◆ Stored rows
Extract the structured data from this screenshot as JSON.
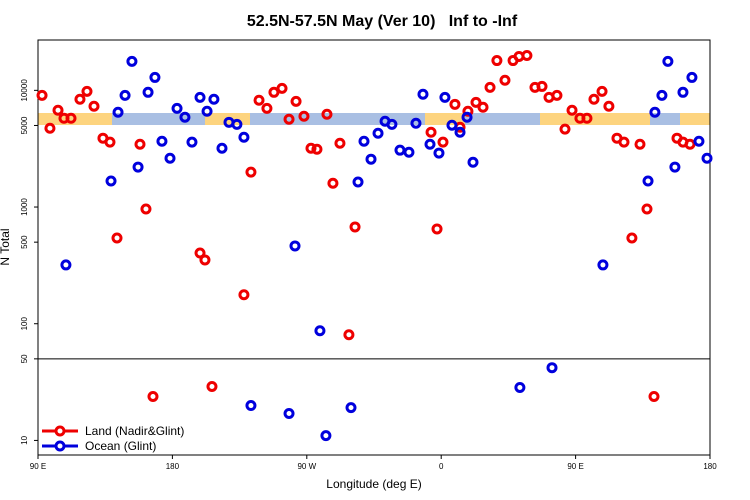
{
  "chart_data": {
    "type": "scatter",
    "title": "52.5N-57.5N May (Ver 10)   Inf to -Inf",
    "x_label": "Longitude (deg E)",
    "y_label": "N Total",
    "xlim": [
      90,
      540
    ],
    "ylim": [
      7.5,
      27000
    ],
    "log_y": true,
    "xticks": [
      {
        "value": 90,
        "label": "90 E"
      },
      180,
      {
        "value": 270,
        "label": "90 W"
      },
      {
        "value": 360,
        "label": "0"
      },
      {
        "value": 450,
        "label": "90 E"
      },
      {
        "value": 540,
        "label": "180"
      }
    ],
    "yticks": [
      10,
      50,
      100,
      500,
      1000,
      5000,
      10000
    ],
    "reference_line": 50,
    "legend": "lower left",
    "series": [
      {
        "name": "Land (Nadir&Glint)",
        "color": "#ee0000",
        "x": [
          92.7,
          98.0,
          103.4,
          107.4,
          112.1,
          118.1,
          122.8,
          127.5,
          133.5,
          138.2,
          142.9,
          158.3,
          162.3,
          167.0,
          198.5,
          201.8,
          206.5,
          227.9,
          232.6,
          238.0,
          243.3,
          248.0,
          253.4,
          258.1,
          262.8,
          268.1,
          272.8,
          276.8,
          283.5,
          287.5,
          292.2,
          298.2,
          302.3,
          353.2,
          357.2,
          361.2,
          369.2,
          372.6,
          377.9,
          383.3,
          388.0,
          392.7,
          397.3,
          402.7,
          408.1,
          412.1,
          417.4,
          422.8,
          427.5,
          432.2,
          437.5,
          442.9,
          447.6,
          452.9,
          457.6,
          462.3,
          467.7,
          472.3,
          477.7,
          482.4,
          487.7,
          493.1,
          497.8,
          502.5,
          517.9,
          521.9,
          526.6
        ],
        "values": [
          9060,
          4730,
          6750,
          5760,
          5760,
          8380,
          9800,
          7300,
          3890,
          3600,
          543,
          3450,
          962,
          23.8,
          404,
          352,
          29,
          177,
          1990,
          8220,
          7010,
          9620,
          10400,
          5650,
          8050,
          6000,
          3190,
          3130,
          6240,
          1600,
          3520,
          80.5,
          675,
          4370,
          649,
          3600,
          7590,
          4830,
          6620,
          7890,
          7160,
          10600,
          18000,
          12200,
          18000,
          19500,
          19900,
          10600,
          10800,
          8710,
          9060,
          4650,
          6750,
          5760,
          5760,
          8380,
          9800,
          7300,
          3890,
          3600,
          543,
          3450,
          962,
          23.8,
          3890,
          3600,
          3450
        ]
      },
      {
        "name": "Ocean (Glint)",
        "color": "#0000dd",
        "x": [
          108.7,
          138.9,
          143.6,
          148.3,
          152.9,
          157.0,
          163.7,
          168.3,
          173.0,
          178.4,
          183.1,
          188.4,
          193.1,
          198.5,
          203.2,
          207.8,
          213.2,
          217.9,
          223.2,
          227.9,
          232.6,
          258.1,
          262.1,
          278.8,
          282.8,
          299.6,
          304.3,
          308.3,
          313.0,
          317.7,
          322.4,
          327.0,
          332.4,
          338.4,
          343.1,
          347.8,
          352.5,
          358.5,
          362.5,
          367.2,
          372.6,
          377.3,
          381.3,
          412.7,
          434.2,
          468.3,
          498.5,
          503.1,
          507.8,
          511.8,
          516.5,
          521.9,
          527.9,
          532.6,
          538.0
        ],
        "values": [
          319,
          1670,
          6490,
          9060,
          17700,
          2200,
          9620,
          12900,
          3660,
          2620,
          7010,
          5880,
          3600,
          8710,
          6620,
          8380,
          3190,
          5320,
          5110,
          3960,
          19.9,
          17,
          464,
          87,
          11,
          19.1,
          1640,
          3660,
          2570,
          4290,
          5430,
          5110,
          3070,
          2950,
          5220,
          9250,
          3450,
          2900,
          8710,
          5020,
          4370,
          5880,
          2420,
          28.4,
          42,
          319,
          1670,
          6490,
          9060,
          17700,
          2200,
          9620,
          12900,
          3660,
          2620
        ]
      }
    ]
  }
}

◆ Work to do
Print the listing above in full, exactly as written. Omit any pictures.

◆ Full solution
Extract the structured data from this screenshot as JSON.
{
  "chart_data": {
    "type": "scatter",
    "title": "52.5N-57.5N May (Ver 10)   Inf to -Inf",
    "x_label": "Longitude (deg E)",
    "y_label": "N Total",
    "xlim": [
      90,
      540
    ],
    "ylim": [
      7.5,
      27000
    ],
    "log_y": true,
    "xticks": [
      {
        "value": 90,
        "label": "90 E"
      },
      180,
      {
        "value": 270,
        "label": "90 W"
      },
      {
        "value": 360,
        "label": "0"
      },
      {
        "value": 450,
        "label": "90 E"
      },
      {
        "value": 540,
        "label": "180"
      }
    ],
    "yticks": [
      10,
      50,
      100,
      500,
      1000,
      5000,
      10000
    ],
    "reference_line": 50,
    "legend": "lower left",
    "series": [
      {
        "name": "Land (Nadir&Glint)",
        "color": "#ee0000",
        "x": [
          92.7,
          98.0,
          103.4,
          107.4,
          112.1,
          118.1,
          122.8,
          127.5,
          133.5,
          138.2,
          142.9,
          158.3,
          162.3,
          167.0,
          198.5,
          201.8,
          206.5,
          227.9,
          232.6,
          238.0,
          243.3,
          248.0,
          253.4,
          258.1,
          262.8,
          268.1,
          272.8,
          276.8,
          283.5,
          287.5,
          292.2,
          298.2,
          302.3,
          353.2,
          357.2,
          361.2,
          369.2,
          372.6,
          377.9,
          383.3,
          388.0,
          392.7,
          397.3,
          402.7,
          408.1,
          412.1,
          417.4,
          422.8,
          427.5,
          432.2,
          437.5,
          442.9,
          447.6,
          452.9,
          457.6,
          462.3,
          467.7,
          472.3,
          477.7,
          482.4,
          487.7,
          493.1,
          497.8,
          502.5,
          517.9,
          521.9,
          526.6
        ],
        "values": [
          9060,
          4730,
          6750,
          5760,
          5760,
          8380,
          9800,
          7300,
          3890,
          3600,
          543,
          3450,
          962,
          23.8,
          404,
          352,
          29,
          177,
          1990,
          8220,
          7010,
          9620,
          10400,
          5650,
          8050,
          6000,
          3190,
          3130,
          6240,
          1600,
          3520,
          80.5,
          675,
          4370,
          649,
          3600,
          7590,
          4830,
          6620,
          7890,
          7160,
          10600,
          18000,
          12200,
          18000,
          19500,
          19900,
          10600,
          10800,
          8710,
          9060,
          4650,
          6750,
          5760,
          5760,
          8380,
          9800,
          7300,
          3890,
          3600,
          543,
          3450,
          962,
          23.8,
          3890,
          3600,
          3450
        ]
      },
      {
        "name": "Ocean (Glint)",
        "color": "#0000dd",
        "x": [
          108.7,
          138.9,
          143.6,
          148.3,
          152.9,
          157.0,
          163.7,
          168.3,
          173.0,
          178.4,
          183.1,
          188.4,
          193.1,
          198.5,
          203.2,
          207.8,
          213.2,
          217.9,
          223.2,
          227.9,
          232.6,
          258.1,
          262.1,
          278.8,
          282.8,
          299.6,
          304.3,
          308.3,
          313.0,
          317.7,
          322.4,
          327.0,
          332.4,
          338.4,
          343.1,
          347.8,
          352.5,
          358.5,
          362.5,
          367.2,
          372.6,
          377.3,
          381.3,
          412.7,
          434.2,
          468.3,
          498.5,
          503.1,
          507.8,
          511.8,
          516.5,
          521.9,
          527.9,
          532.6,
          538.0
        ],
        "values": [
          319,
          1670,
          6490,
          9060,
          17700,
          2200,
          9620,
          12900,
          3660,
          2620,
          7010,
          5880,
          3600,
          8710,
          6620,
          8380,
          3190,
          5320,
          5110,
          3960,
          19.9,
          17,
          464,
          87,
          11,
          19.1,
          1640,
          3660,
          2570,
          4290,
          5430,
          5110,
          3070,
          2950,
          5220,
          9250,
          3450,
          2900,
          8710,
          5020,
          4370,
          5880,
          2420,
          28.4,
          42,
          319,
          1670,
          6490,
          9060,
          17700,
          2200,
          9620,
          12900,
          3660,
          2620
        ]
      }
    ]
  }
}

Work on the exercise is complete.